Your task> How many lines in the listing below contain the word "обучения"? Reply with the number alone.

Task material>
%%

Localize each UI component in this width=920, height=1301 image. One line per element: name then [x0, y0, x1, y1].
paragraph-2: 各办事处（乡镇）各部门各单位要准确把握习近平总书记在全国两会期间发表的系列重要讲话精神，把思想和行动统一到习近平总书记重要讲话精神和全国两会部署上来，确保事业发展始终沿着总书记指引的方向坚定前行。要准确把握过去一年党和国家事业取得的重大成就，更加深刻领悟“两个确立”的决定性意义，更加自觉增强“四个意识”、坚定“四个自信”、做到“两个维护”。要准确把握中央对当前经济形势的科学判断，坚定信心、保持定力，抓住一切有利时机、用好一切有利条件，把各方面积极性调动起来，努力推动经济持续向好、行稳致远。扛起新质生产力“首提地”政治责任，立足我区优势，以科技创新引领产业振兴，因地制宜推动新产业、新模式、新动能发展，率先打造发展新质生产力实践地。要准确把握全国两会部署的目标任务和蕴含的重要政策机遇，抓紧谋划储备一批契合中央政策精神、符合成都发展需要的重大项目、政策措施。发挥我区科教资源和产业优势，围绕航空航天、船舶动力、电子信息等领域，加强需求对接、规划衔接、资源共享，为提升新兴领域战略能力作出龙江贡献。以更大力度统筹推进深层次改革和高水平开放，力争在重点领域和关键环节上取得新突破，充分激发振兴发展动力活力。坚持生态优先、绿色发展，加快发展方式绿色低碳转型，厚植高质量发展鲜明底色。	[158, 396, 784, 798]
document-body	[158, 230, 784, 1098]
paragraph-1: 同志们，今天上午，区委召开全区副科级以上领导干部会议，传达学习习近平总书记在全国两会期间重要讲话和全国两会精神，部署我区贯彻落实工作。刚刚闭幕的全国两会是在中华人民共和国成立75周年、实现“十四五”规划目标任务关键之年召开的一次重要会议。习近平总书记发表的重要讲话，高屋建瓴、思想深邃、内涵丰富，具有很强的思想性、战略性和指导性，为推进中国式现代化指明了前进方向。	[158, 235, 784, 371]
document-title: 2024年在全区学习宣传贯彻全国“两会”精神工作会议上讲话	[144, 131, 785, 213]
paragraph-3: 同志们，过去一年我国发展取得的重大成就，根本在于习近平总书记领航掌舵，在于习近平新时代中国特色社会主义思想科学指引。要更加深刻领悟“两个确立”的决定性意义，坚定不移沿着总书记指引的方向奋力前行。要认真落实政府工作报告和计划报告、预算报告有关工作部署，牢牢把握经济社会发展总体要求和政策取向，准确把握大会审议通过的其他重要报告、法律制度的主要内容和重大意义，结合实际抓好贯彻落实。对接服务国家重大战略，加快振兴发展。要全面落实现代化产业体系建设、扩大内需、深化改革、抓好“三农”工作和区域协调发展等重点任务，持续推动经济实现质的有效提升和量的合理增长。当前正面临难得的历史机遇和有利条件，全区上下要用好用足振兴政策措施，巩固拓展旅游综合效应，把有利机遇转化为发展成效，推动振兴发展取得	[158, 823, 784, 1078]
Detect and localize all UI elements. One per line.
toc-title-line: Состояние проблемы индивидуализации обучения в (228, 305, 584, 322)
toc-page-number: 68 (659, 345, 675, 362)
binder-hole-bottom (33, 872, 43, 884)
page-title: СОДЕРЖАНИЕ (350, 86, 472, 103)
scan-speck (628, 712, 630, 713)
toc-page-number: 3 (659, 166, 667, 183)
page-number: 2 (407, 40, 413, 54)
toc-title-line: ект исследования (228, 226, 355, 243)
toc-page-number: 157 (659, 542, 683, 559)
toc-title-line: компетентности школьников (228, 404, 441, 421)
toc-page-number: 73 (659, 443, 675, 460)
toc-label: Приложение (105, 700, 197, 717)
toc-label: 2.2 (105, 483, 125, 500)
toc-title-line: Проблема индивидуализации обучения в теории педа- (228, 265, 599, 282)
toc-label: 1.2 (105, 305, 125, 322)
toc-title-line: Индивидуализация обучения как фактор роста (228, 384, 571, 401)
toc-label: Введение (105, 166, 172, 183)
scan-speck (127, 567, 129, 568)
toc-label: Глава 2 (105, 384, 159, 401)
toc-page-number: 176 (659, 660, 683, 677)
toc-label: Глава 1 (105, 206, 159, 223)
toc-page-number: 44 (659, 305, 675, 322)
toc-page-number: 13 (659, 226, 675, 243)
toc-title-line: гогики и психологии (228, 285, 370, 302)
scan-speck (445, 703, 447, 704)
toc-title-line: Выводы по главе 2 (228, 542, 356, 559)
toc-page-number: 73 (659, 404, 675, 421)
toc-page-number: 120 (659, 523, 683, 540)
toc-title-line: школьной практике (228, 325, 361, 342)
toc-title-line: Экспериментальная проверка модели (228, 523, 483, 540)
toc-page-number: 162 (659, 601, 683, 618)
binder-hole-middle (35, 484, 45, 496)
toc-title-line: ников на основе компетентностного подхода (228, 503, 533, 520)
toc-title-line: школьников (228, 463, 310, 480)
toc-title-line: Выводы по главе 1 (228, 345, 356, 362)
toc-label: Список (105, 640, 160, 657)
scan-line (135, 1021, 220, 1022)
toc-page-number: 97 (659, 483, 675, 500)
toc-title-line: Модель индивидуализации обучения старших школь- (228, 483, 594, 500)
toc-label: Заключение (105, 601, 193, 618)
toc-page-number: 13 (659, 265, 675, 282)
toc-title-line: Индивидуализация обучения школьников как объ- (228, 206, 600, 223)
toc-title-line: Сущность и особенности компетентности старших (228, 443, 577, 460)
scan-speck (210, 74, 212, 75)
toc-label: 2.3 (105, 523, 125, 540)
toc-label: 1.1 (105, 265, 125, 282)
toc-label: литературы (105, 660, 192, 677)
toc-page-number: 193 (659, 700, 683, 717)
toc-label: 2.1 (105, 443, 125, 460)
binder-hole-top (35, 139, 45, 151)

%%

Problem solution> 5